** start of INPUT FOR THIS TASK **

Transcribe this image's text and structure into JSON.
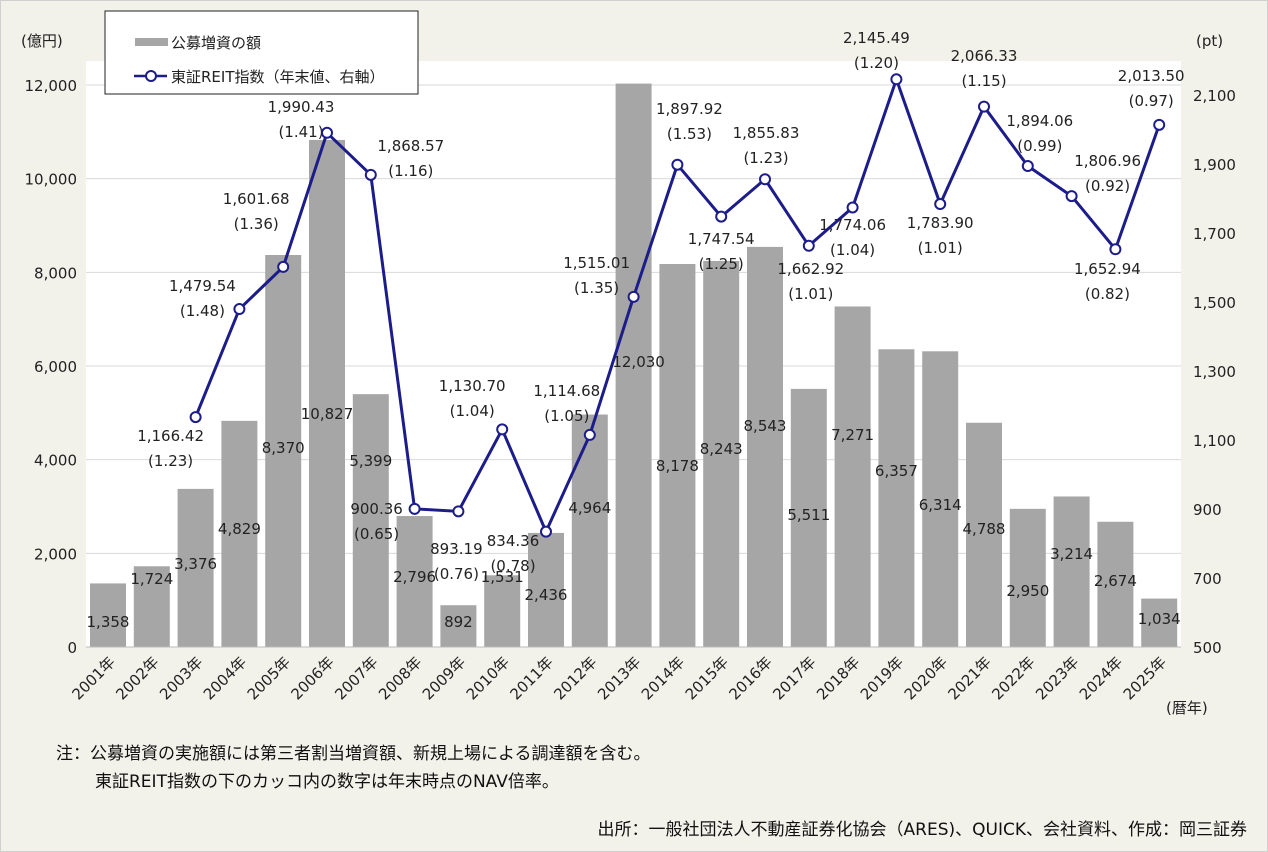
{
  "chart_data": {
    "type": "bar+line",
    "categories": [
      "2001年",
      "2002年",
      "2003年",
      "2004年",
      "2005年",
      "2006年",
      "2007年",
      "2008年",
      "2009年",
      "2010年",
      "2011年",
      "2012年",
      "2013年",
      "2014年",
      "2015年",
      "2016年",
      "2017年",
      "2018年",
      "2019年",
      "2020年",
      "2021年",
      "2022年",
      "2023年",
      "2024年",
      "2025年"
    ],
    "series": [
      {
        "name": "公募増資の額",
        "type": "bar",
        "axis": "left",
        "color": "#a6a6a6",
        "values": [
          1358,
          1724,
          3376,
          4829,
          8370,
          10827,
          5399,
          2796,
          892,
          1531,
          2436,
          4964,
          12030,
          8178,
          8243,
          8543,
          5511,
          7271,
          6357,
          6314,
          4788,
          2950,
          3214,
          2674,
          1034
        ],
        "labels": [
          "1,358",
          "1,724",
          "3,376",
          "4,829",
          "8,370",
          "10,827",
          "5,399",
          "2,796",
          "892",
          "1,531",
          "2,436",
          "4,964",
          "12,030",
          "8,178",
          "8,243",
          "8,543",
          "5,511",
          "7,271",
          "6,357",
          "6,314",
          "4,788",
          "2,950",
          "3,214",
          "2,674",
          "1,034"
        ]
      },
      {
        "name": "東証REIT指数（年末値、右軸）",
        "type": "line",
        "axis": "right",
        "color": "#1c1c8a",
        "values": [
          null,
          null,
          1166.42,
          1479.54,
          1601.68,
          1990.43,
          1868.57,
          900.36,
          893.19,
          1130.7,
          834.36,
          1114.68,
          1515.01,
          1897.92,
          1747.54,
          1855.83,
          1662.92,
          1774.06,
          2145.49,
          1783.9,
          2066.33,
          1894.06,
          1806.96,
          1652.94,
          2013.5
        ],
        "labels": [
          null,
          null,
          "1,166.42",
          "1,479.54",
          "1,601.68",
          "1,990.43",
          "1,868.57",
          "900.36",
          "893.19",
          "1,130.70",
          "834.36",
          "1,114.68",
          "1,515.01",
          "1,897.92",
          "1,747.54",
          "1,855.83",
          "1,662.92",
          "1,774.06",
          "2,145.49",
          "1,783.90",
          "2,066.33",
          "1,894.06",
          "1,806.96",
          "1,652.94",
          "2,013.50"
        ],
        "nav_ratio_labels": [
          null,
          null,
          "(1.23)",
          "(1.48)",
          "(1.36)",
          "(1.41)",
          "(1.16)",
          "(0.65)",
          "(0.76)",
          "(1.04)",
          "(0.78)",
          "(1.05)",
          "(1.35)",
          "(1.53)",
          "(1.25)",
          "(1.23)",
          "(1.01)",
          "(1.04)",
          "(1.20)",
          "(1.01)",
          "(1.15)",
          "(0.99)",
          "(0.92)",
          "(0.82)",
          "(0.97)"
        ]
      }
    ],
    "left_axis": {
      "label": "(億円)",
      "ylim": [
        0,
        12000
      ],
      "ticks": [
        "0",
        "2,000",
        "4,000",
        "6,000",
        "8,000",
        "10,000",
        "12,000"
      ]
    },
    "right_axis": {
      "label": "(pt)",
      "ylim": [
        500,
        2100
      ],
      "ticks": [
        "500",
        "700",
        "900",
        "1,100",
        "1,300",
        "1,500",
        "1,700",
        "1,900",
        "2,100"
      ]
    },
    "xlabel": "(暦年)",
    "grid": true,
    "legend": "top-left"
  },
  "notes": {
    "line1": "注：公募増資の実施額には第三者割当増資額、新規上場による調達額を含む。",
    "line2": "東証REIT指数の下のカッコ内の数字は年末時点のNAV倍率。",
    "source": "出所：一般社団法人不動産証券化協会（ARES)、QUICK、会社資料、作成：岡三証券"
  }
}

** end of INPUT FOR THIS TASK **

> [WHAT THE TASK ASKS]:
Every entry above needs to be retyped exactly; drop the pictures.

> [EXERCISE RESPONSE]:
Transcribe this image's text and structure into JSON.
{
  "chart_data": {
    "type": "bar+line",
    "categories": [
      "2001年",
      "2002年",
      "2003年",
      "2004年",
      "2005年",
      "2006年",
      "2007年",
      "2008年",
      "2009年",
      "2010年",
      "2011年",
      "2012年",
      "2013年",
      "2014年",
      "2015年",
      "2016年",
      "2017年",
      "2018年",
      "2019年",
      "2020年",
      "2021年",
      "2022年",
      "2023年",
      "2024年",
      "2025年"
    ],
    "series": [
      {
        "name": "公募増資の額",
        "type": "bar",
        "axis": "left",
        "color": "#a6a6a6",
        "values": [
          1358,
          1724,
          3376,
          4829,
          8370,
          10827,
          5399,
          2796,
          892,
          1531,
          2436,
          4964,
          12030,
          8178,
          8243,
          8543,
          5511,
          7271,
          6357,
          6314,
          4788,
          2950,
          3214,
          2674,
          1034
        ],
        "labels": [
          "1,358",
          "1,724",
          "3,376",
          "4,829",
          "8,370",
          "10,827",
          "5,399",
          "2,796",
          "892",
          "1,531",
          "2,436",
          "4,964",
          "12,030",
          "8,178",
          "8,243",
          "8,543",
          "5,511",
          "7,271",
          "6,357",
          "6,314",
          "4,788",
          "2,950",
          "3,214",
          "2,674",
          "1,034"
        ]
      },
      {
        "name": "東証REIT指数（年末値、右軸）",
        "type": "line",
        "axis": "right",
        "color": "#1c1c8a",
        "values": [
          null,
          null,
          1166.42,
          1479.54,
          1601.68,
          1990.43,
          1868.57,
          900.36,
          893.19,
          1130.7,
          834.36,
          1114.68,
          1515.01,
          1897.92,
          1747.54,
          1855.83,
          1662.92,
          1774.06,
          2145.49,
          1783.9,
          2066.33,
          1894.06,
          1806.96,
          1652.94,
          2013.5
        ],
        "labels": [
          null,
          null,
          "1,166.42",
          "1,479.54",
          "1,601.68",
          "1,990.43",
          "1,868.57",
          "900.36",
          "893.19",
          "1,130.70",
          "834.36",
          "1,114.68",
          "1,515.01",
          "1,897.92",
          "1,747.54",
          "1,855.83",
          "1,662.92",
          "1,774.06",
          "2,145.49",
          "1,783.90",
          "2,066.33",
          "1,894.06",
          "1,806.96",
          "1,652.94",
          "2,013.50"
        ],
        "nav_ratio_labels": [
          null,
          null,
          "(1.23)",
          "(1.48)",
          "(1.36)",
          "(1.41)",
          "(1.16)",
          "(0.65)",
          "(0.76)",
          "(1.04)",
          "(0.78)",
          "(1.05)",
          "(1.35)",
          "(1.53)",
          "(1.25)",
          "(1.23)",
          "(1.01)",
          "(1.04)",
          "(1.20)",
          "(1.01)",
          "(1.15)",
          "(0.99)",
          "(0.92)",
          "(0.82)",
          "(0.97)"
        ]
      }
    ],
    "left_axis": {
      "label": "(億円)",
      "ylim": [
        0,
        12000
      ],
      "ticks": [
        "0",
        "2,000",
        "4,000",
        "6,000",
        "8,000",
        "10,000",
        "12,000"
      ]
    },
    "right_axis": {
      "label": "(pt)",
      "ylim": [
        500,
        2100
      ],
      "ticks": [
        "500",
        "700",
        "900",
        "1,100",
        "1,300",
        "1,500",
        "1,700",
        "1,900",
        "2,100"
      ]
    },
    "xlabel": "(暦年)",
    "grid": true,
    "legend": "top-left"
  },
  "notes": {
    "line1": "注：公募増資の実施額には第三者割当増資額、新規上場による調達額を含む。",
    "line2": "東証REIT指数の下のカッコ内の数字は年末時点のNAV倍率。",
    "source": "出所：一般社団法人不動産証券化協会（ARES)、QUICK、会社資料、作成：岡三証券"
  }
}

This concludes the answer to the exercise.